• Collection entries:
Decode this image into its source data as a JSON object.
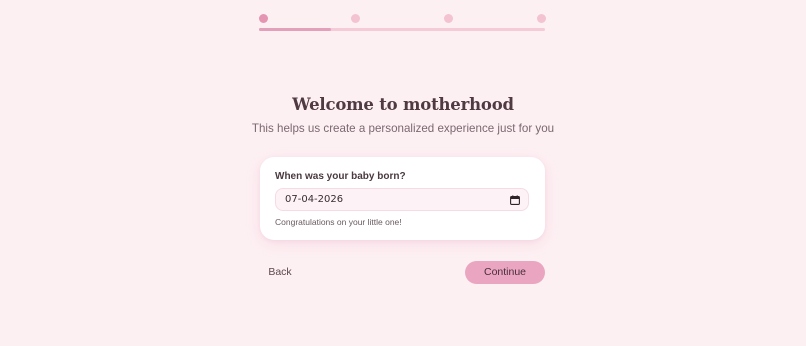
{
  "stepper": {
    "total_steps": 4,
    "current_step": 1,
    "progress_fraction": 0.25
  },
  "heading": {
    "title": "Welcome to motherhood",
    "subtitle": "This helps us create a personalized experience just for you"
  },
  "form": {
    "question_label": "When was your baby born?",
    "date_value": "07-04-2026",
    "hint": "Congratulations on your little one!",
    "calendar_icon": "calendar-icon"
  },
  "actions": {
    "back_label": "Back",
    "continue_label": "Continue"
  },
  "colors": {
    "background": "#fdf0f3",
    "accent": "#eaa6c1",
    "dot_active": "#e495b2",
    "dot_inactive": "#f3c3d2"
  }
}
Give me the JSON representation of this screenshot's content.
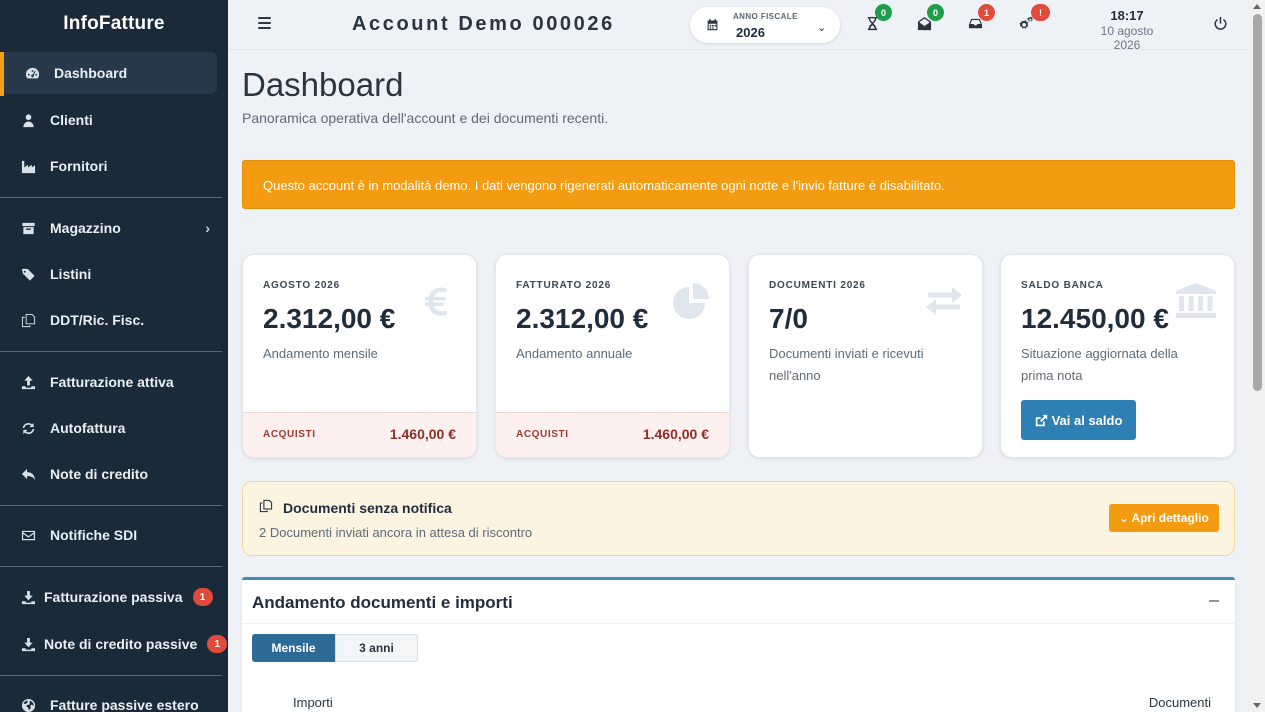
{
  "app": {
    "brand": "InfoFatture"
  },
  "sidebar": {
    "items": [
      {
        "label": "Dashboard",
        "icon": "dashboard-icon"
      },
      {
        "label": "Clienti",
        "icon": "user-icon"
      },
      {
        "label": "Fornitori",
        "icon": "factory-icon"
      },
      {
        "label": "Magazzino",
        "icon": "archive-icon"
      },
      {
        "label": "Listini",
        "icon": "tags-icon"
      },
      {
        "label": "DDT/Ric. Fisc.",
        "icon": "copy-icon"
      },
      {
        "label": "Fatturazione attiva",
        "icon": "upload-icon"
      },
      {
        "label": "Autofattura",
        "icon": "refresh-icon"
      },
      {
        "label": "Note di credito",
        "icon": "reply-icon"
      },
      {
        "label": "Notifiche SDI",
        "icon": "envelope-icon"
      },
      {
        "label": "Fatturazione passiva",
        "icon": "download-icon",
        "badge": "1"
      },
      {
        "label": "Note di credito passive",
        "icon": "download-icon",
        "badge": "1"
      },
      {
        "label": "Fatture passive estero",
        "icon": "globe-icon"
      }
    ]
  },
  "header": {
    "account_title": "Account Demo 000026",
    "fiscal_year_label": "ANNO FISCALE",
    "fiscal_year_value": "2026",
    "badges": {
      "pending": "0",
      "mail": "0",
      "inbox": "1",
      "settings": "!"
    },
    "time": "18:17",
    "date": "10 agosto 2026"
  },
  "page": {
    "title": "Dashboard",
    "subtitle": "Panoramica operativa dell'account e dei documenti recenti.",
    "alert": "Questo account è in modalità demo. I dati vengono rigenerati automaticamente ogni notte e l'invio fatture è disabilitato."
  },
  "cards": [
    {
      "label": "AGOSTO 2026",
      "value": "2.312,00 €",
      "desc": "Andamento mensile",
      "foot_label": "ACQUISTI",
      "foot_value": "1.460,00 €",
      "icon": "euro-icon"
    },
    {
      "label": "FATTURATO 2026",
      "value": "2.312,00 €",
      "desc": "Andamento annuale",
      "foot_label": "ACQUISTI",
      "foot_value": "1.460,00 €",
      "icon": "pie-chart-icon"
    },
    {
      "label": "DOCUMENTI 2026",
      "value": "7/0",
      "desc": "Documenti inviati e ricevuti nell'anno",
      "icon": "exchange-icon"
    },
    {
      "label": "SALDO BANCA",
      "value": "12.450,00 €",
      "desc": "Situazione aggiornata della prima nota",
      "button": "Vai al saldo",
      "icon": "bank-icon"
    }
  ],
  "notification": {
    "title": "Documenti senza notifica",
    "subtitle": "2 Documenti inviati ancora in attesa di riscontro",
    "button": "Apri dettaglio"
  },
  "panel": {
    "title": "Andamento documenti e importi",
    "tabs": [
      "Mensile",
      "3 anni"
    ],
    "axis_left": "Importi",
    "axis_right": "Documenti"
  },
  "colors": {
    "accent": "#f39c12",
    "primary": "#2e7fb4",
    "sidebar": "#1b2a38"
  }
}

• Task instructions: Every line of the material is to be quoted exactly, with no pictures carried over.

• Reply:
Decode this image into its source data as a JSON object.
{
  "stepper": {
    "total_steps": 4,
    "current_step": 1,
    "progress_fraction": 0.25
  },
  "heading": {
    "title": "Welcome to motherhood",
    "subtitle": "This helps us create a personalized experience just for you"
  },
  "form": {
    "question_label": "When was your baby born?",
    "date_value": "07-04-2026",
    "hint": "Congratulations on your little one!",
    "calendar_icon": "calendar-icon"
  },
  "actions": {
    "back_label": "Back",
    "continue_label": "Continue"
  },
  "colors": {
    "background": "#fdf0f3",
    "accent": "#eaa6c1",
    "dot_active": "#e495b2",
    "dot_inactive": "#f3c3d2"
  }
}
Give me the JSON representation of this screenshot's content.
{
  "app": {
    "brand": "InfoFatture"
  },
  "sidebar": {
    "items": [
      {
        "label": "Dashboard",
        "icon": "dashboard-icon"
      },
      {
        "label": "Clienti",
        "icon": "user-icon"
      },
      {
        "label": "Fornitori",
        "icon": "factory-icon"
      },
      {
        "label": "Magazzino",
        "icon": "archive-icon"
      },
      {
        "label": "Listini",
        "icon": "tags-icon"
      },
      {
        "label": "DDT/Ric. Fisc.",
        "icon": "copy-icon"
      },
      {
        "label": "Fatturazione attiva",
        "icon": "upload-icon"
      },
      {
        "label": "Autofattura",
        "icon": "refresh-icon"
      },
      {
        "label": "Note di credito",
        "icon": "reply-icon"
      },
      {
        "label": "Notifiche SDI",
        "icon": "envelope-icon"
      },
      {
        "label": "Fatturazione passiva",
        "icon": "download-icon",
        "badge": "1"
      },
      {
        "label": "Note di credito passive",
        "icon": "download-icon",
        "badge": "1"
      },
      {
        "label": "Fatture passive estero",
        "icon": "globe-icon"
      }
    ]
  },
  "header": {
    "account_title": "Account Demo 000026",
    "fiscal_year_label": "ANNO FISCALE",
    "fiscal_year_value": "2026",
    "badges": {
      "pending": "0",
      "mail": "0",
      "inbox": "1",
      "settings": "!"
    },
    "time": "18:17",
    "date": "10 agosto 2026"
  },
  "page": {
    "title": "Dashboard",
    "subtitle": "Panoramica operativa dell'account e dei documenti recenti.",
    "alert": "Questo account è in modalità demo. I dati vengono rigenerati automaticamente ogni notte e l'invio fatture è disabilitato."
  },
  "cards": [
    {
      "label": "AGOSTO 2026",
      "value": "2.312,00 €",
      "desc": "Andamento mensile",
      "foot_label": "ACQUISTI",
      "foot_value": "1.460,00 €",
      "icon": "euro-icon"
    },
    {
      "label": "FATTURATO 2026",
      "value": "2.312,00 €",
      "desc": "Andamento annuale",
      "foot_label": "ACQUISTI",
      "foot_value": "1.460,00 €",
      "icon": "pie-chart-icon"
    },
    {
      "label": "DOCUMENTI 2026",
      "value": "7/0",
      "desc": "Documenti inviati e ricevuti nell'anno",
      "icon": "exchange-icon"
    },
    {
      "label": "SALDO BANCA",
      "value": "12.450,00 €",
      "desc": "Situazione aggiornata della prima nota",
      "button": "Vai al saldo",
      "icon": "bank-icon"
    }
  ],
  "notification": {
    "title": "Documenti senza notifica",
    "subtitle": "2 Documenti inviati ancora in attesa di riscontro",
    "button": "Apri dettaglio"
  },
  "panel": {
    "title": "Andamento documenti e importi",
    "tabs": [
      "Mensile",
      "3 anni"
    ],
    "axis_left": "Importi",
    "axis_right": "Documenti"
  },
  "colors": {
    "accent": "#f39c12",
    "primary": "#2e7fb4",
    "sidebar": "#1b2a38"
  }
}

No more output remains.